------ Records for processing

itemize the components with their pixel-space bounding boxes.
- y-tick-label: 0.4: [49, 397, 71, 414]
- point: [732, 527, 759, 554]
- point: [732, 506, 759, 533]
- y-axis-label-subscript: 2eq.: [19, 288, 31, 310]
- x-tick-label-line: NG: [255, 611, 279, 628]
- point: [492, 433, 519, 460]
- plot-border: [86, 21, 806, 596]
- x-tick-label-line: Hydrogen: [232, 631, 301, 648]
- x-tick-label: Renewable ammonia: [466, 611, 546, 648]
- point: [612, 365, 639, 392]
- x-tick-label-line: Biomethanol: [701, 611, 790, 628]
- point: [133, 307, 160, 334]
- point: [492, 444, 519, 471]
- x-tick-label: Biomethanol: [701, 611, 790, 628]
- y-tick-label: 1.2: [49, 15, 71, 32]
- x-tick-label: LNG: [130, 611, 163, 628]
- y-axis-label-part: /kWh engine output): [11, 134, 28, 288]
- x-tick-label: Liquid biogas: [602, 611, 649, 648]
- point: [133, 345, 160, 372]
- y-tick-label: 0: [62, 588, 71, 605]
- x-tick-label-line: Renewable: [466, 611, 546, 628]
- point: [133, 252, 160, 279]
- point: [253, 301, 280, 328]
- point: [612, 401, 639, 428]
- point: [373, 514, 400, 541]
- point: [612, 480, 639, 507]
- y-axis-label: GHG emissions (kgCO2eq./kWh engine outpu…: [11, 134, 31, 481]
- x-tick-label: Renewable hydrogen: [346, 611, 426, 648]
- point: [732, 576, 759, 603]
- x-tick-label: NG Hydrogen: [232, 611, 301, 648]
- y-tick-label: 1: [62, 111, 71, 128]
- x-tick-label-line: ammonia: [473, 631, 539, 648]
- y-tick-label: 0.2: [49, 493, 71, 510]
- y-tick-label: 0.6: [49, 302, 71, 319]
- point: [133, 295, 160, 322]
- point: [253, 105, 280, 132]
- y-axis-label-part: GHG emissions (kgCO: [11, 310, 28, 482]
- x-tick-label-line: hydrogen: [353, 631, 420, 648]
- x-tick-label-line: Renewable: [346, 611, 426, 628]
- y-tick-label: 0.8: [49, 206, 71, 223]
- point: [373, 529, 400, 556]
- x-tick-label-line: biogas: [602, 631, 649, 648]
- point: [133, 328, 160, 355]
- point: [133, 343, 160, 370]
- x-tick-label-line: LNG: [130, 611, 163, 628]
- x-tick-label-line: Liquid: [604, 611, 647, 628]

------------

§ Exercise objective: Please rewrite all of the records above, replacing "Biomethanol" with "Bio-methanol" everywhere and leaving everything else unchanged.

§ Correct output:
itemize the components with their pixel-space bounding boxes.
- y-tick-label: 0.4: [49, 397, 71, 414]
- point: [732, 527, 759, 554]
- point: [732, 506, 759, 533]
- y-axis-label-subscript: 2eq.: [19, 288, 31, 310]
- x-tick-label-line: NG: [255, 611, 279, 628]
- point: [492, 433, 519, 460]
- plot-border: [86, 21, 806, 596]
- x-tick-label-line: Hydrogen: [232, 631, 301, 648]
- x-tick-label: Renewable ammonia: [466, 611, 546, 648]
- point: [612, 365, 639, 392]
- x-tick-label-line: Bio-methanol: [701, 611, 790, 628]
- point: [133, 307, 160, 334]
- point: [492, 444, 519, 471]
- x-tick-label: Bio-methanol: [701, 611, 790, 628]
- y-tick-label: 1.2: [49, 15, 71, 32]
- x-tick-label: LNG: [130, 611, 163, 628]
- y-axis-label-part: /kWh engine output): [11, 134, 28, 288]
- x-tick-label: Liquid biogas: [602, 611, 649, 648]
- point: [133, 345, 160, 372]
- y-tick-label: 0: [62, 588, 71, 605]
- x-tick-label-line: Renewable: [466, 611, 546, 628]
- point: [133, 252, 160, 279]
- point: [253, 301, 280, 328]
- point: [612, 401, 639, 428]
- point: [373, 514, 400, 541]
- point: [612, 480, 639, 507]
- y-axis-label: GHG emissions (kgCO2eq./kWh engine outpu…: [11, 134, 31, 481]
- x-tick-label: Renewable hydrogen: [346, 611, 426, 648]
- point: [732, 576, 759, 603]
- x-tick-label: NG Hydrogen: [232, 611, 301, 648]
- y-tick-label: 1: [62, 111, 71, 128]
- x-tick-label-line: ammonia: [473, 631, 539, 648]
- y-tick-label: 0.2: [49, 493, 71, 510]
- y-tick-label: 0.6: [49, 302, 71, 319]
- point: [133, 295, 160, 322]
- point: [253, 105, 280, 132]
- y-axis-label-part: GHG emissions (kgCO: [11, 310, 28, 482]
- x-tick-label-line: hydrogen: [353, 631, 420, 648]
- x-tick-label-line: Renewable: [346, 611, 426, 628]
- y-tick-label: 0.8: [49, 206, 71, 223]
- point: [373, 529, 400, 556]
- x-tick-label-line: biogas: [602, 631, 649, 648]
- point: [133, 328, 160, 355]
- point: [133, 343, 160, 370]
- x-tick-label-line: LNG: [130, 611, 163, 628]
- x-tick-label-line: Liquid: [604, 611, 647, 628]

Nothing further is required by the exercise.